Instructions to follow: Gather all lines in the records below that include the word "人権センター".

Supplied entries:
######

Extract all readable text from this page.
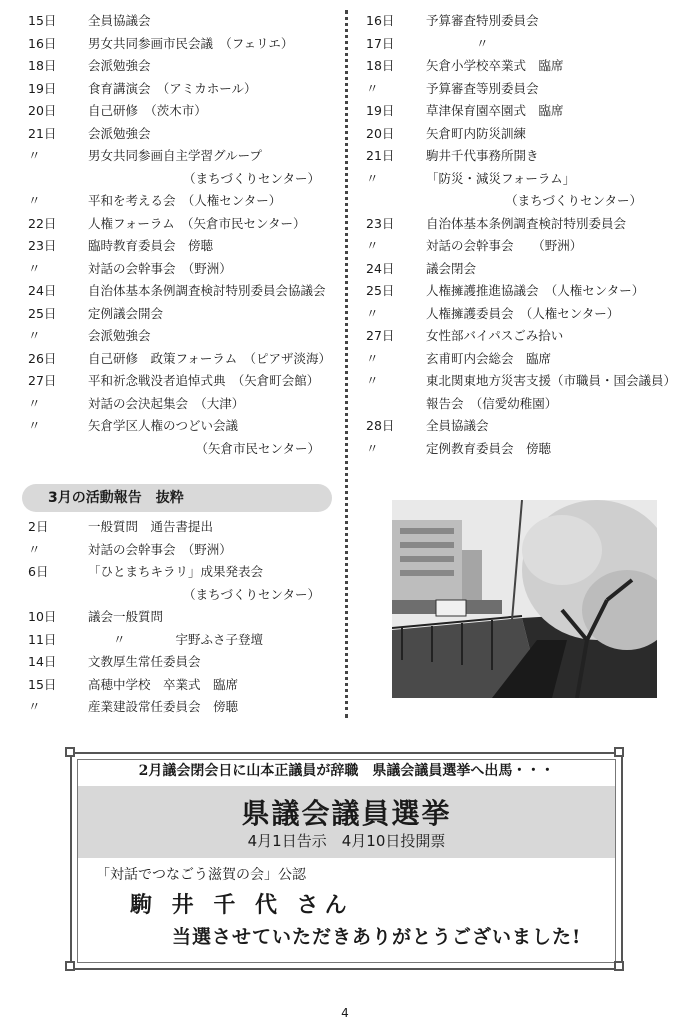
15日	全員協議会
16日	男女共同参画市民会議　（フェリエ）
18日	会派勉強会
19日	食育講演会　（アミカホール）
20日	自己研修　（茨木市）
21日	会派勉強会
〃	男女共同参画自主学習グループ
（まちづくりセンター）
〃	平和を考える会　（人権センター）
22日	人権フォーラム　（矢倉市民センター）
23日	臨時教育委員会　傍聴
〃	対話の会幹事会　（野洲）
24日	自治体基本条例調査検討特別委員会協議会
25日	定例議会開会
〃	会派勉強会
26日	自己研修　政策フォーラム　（ピアザ淡海）
27日	平和祈念戦没者追悼式典　（矢倉町会館）
〃	対話の会決起集会　（大津）
〃	矢倉学区人権のつどい会議
（矢倉市民センター）
16日	予算審査特別委員会
17日	　　　　〃
18日	矢倉小学校卒業式　臨席
〃	予算審査等別委員会
19日	草津保育園卒園式　臨席
20日	矢倉町内防災訓練
21日	駒井千代事務所開き
〃	「防災・減災フォーラム」
（まちづくりセンター）
23日	自治体基本条例調査検討特別委員会
〃	対話の会幹事会　　（野洲）
24日	議会閉会
25日	人権擁護推進協議会　（人権センター）
〃	人権擁護委員会　（人権センター）
27日	女性部バイパスごみ拾い
〃	玄甫町内会総会　臨席
〃	東北関東地方災害支援（市職員・国会議員）
報告会　（信愛幼稚園）
28日	全員協議会
〃	定例教育委員会　傍聴
3月の活動報告　抜粋
2日	一般質問　通告書提出
〃	対話の会幹事会　（野洲）
6日	「ひとまちキラリ」成果発表会
（まちづくりセンター）
10日	議会一般質問
11日	　　〃　　　　宇野ふさ子登壇
14日	文教厚生常任委員会
15日	高穂中学校　卒業式　臨席
〃	産業建設常任委員会　傍聴
2月議会閉会日に山本正議員が辞職　県議会議員選挙へ出馬・・・
県議会議員選挙
4月1日告示　4月10日投開票
「対話でつなごう滋賀の会」公認
駒 井 千 代 さん
当選させていただきありがとうございました!
4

######

Expected answer:
〃	平和を考える会　（人権センター）
25日	人権擁護推進協議会　（人権センター）
〃	人権擁護委員会　（人権センター）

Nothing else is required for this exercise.